(Dataset records)
· · · · · · ·

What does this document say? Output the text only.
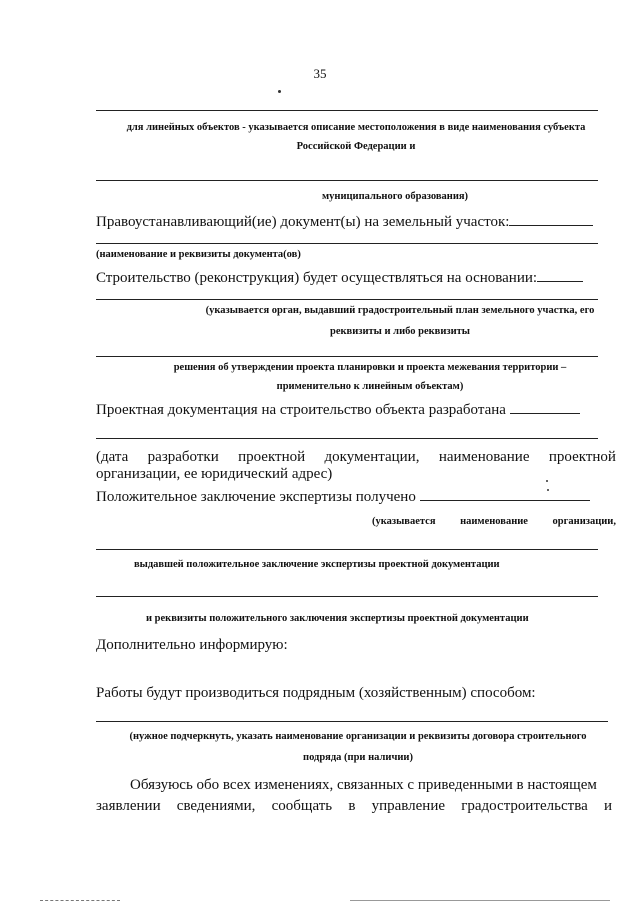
35
для линейных объектов - указывается описание местоположения в виде наименования субъекта
Российской Федерации и
муниципального образования)
Правоустанавливающий(ие) документ(ы) на земельный участок:
(наименование и реквизиты документа(ов)
Строительство (реконструкция) будет осуществляться на основании:
(указывается орган, выдавший градостроительный план земельного участка, его
реквизиты и либо реквизиты
решения об утверждении проекта планировки и проекта межевания территории –
применительно к линейным объектам)
Проектная документация на строительство объекта разработана
(дата разработки проектной документации, наименование проектной
организации, ее юридический адрес)
Положительное заключение экспертизы получено
(указывается наименование организации,
выдавшей положительное заключение экспертизы проектной документации
и реквизиты положительного заключения экспертизы проектной документации
Дополнительно информирую:
Работы будут производиться подрядным (хозяйственным) способом:
(нужное подчеркнуть, указать наименование организации и реквизиты договора строительного
подряда (при наличии)
Обязуюсь обо всех изменениях, связанных с приведенными в настоящем
заявлении сведениями, сообщать в управление градостроительства и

· · · · · · ·

:: Exercise prompt ::
Search the lines above for the string "экспертизы" and copy each line that has it.

:: Exercise solution ::
Положительное заключение экспертизы получено
выдавшей положительное заключение экспертизы проектной документации
и реквизиты положительного заключения экспертизы проектной документации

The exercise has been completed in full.